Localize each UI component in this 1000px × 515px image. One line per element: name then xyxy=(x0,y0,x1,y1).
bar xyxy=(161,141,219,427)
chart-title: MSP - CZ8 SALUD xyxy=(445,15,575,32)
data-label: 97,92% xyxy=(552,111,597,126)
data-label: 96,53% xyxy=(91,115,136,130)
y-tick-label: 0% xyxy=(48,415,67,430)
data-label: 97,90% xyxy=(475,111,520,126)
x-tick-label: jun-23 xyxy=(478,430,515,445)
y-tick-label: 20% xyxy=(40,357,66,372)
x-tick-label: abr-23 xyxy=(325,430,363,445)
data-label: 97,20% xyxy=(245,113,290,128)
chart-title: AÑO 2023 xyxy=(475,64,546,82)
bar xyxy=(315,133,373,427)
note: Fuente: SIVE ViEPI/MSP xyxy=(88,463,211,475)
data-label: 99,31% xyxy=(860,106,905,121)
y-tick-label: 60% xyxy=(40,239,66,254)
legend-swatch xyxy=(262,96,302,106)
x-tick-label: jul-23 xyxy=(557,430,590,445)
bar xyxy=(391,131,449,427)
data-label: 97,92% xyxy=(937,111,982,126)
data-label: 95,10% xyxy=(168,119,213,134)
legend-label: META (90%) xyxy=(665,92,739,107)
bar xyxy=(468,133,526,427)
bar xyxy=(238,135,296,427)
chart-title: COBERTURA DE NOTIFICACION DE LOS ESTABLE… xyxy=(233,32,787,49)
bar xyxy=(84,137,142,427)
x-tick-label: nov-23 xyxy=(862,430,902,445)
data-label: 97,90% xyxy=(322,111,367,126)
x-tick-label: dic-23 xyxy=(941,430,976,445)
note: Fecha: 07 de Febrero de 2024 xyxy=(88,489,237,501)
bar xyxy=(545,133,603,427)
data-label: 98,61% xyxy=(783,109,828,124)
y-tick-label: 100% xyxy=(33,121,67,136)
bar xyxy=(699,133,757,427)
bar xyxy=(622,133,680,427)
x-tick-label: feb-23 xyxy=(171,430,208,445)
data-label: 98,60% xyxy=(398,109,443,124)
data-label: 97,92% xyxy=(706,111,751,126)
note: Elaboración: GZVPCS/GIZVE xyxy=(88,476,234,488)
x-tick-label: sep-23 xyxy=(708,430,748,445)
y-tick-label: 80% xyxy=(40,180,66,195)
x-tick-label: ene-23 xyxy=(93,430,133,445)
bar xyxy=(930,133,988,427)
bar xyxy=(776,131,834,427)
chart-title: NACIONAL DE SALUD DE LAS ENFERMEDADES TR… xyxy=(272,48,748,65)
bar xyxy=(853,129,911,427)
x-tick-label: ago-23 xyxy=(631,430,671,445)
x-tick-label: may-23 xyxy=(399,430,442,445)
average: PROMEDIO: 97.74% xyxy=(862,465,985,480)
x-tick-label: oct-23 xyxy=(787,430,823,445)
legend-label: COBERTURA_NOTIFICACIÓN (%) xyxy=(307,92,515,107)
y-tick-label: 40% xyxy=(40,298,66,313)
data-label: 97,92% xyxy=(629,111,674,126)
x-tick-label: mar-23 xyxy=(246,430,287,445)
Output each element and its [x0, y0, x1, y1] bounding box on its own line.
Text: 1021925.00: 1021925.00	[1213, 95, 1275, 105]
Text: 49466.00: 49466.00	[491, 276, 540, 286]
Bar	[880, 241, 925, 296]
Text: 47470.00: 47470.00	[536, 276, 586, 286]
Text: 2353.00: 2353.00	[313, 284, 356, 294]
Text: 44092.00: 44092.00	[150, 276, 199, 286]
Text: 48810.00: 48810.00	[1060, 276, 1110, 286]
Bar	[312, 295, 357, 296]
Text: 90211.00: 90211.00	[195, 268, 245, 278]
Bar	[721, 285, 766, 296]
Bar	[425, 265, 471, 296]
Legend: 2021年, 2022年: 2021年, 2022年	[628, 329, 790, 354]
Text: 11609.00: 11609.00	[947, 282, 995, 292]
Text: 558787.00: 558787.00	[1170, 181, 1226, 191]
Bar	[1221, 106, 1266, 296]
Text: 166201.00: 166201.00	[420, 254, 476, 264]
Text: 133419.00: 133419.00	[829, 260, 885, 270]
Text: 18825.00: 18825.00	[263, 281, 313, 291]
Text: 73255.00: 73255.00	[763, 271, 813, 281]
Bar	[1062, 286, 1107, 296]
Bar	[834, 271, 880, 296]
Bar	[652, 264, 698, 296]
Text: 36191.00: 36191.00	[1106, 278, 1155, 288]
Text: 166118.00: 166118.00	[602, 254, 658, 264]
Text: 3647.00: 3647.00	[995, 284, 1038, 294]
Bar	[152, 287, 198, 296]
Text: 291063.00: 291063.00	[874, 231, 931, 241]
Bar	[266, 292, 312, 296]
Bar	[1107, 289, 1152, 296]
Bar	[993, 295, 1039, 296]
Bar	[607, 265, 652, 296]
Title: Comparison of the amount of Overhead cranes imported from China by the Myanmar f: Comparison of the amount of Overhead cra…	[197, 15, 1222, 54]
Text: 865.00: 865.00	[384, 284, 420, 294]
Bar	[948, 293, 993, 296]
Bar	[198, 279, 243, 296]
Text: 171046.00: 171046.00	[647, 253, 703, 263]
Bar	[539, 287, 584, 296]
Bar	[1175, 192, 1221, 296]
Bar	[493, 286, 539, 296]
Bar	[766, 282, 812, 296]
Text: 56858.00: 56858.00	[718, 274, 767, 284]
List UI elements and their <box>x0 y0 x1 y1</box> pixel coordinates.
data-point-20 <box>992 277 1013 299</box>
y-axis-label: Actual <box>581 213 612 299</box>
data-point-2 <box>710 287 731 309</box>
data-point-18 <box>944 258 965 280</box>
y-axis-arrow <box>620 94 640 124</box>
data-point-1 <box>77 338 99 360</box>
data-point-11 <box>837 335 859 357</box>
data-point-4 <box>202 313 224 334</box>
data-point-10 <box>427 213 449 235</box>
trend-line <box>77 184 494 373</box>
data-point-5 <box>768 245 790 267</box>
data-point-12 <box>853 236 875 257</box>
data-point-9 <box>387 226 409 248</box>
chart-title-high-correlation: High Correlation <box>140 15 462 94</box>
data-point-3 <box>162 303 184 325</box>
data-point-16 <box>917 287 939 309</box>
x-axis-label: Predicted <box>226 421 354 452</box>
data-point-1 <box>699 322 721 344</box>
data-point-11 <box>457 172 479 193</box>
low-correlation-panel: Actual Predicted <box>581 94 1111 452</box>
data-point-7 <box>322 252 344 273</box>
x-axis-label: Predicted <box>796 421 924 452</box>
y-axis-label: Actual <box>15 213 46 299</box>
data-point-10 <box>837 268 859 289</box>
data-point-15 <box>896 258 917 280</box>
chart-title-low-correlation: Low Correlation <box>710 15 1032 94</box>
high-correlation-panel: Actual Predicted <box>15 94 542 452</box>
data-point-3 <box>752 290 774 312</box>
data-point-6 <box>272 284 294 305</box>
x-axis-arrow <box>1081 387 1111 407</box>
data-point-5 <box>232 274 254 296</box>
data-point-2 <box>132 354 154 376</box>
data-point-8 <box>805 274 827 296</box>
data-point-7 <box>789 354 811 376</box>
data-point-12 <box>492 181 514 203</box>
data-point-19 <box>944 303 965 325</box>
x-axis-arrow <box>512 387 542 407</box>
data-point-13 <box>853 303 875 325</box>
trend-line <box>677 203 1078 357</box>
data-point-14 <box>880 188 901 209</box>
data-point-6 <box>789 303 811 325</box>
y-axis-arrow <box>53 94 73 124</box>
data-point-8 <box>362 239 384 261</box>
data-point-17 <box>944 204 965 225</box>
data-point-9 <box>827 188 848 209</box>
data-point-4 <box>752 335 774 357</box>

### [PROBLEM TO SOLVE]
Copy the listing above verbatim, from its first line through the line containing "data-label: 96,53% xyxy=(91,115,136,130)", inclusive.

### [OUTPUT BELOW]
Localize each UI component in this 1000px × 515px image. One line per element: name then xyxy=(x0,y0,x1,y1).
bar xyxy=(161,141,219,427)
chart-title: MSP - CZ8 SALUD xyxy=(445,15,575,32)
data-label: 97,92% xyxy=(552,111,597,126)
data-label: 96,53% xyxy=(91,115,136,130)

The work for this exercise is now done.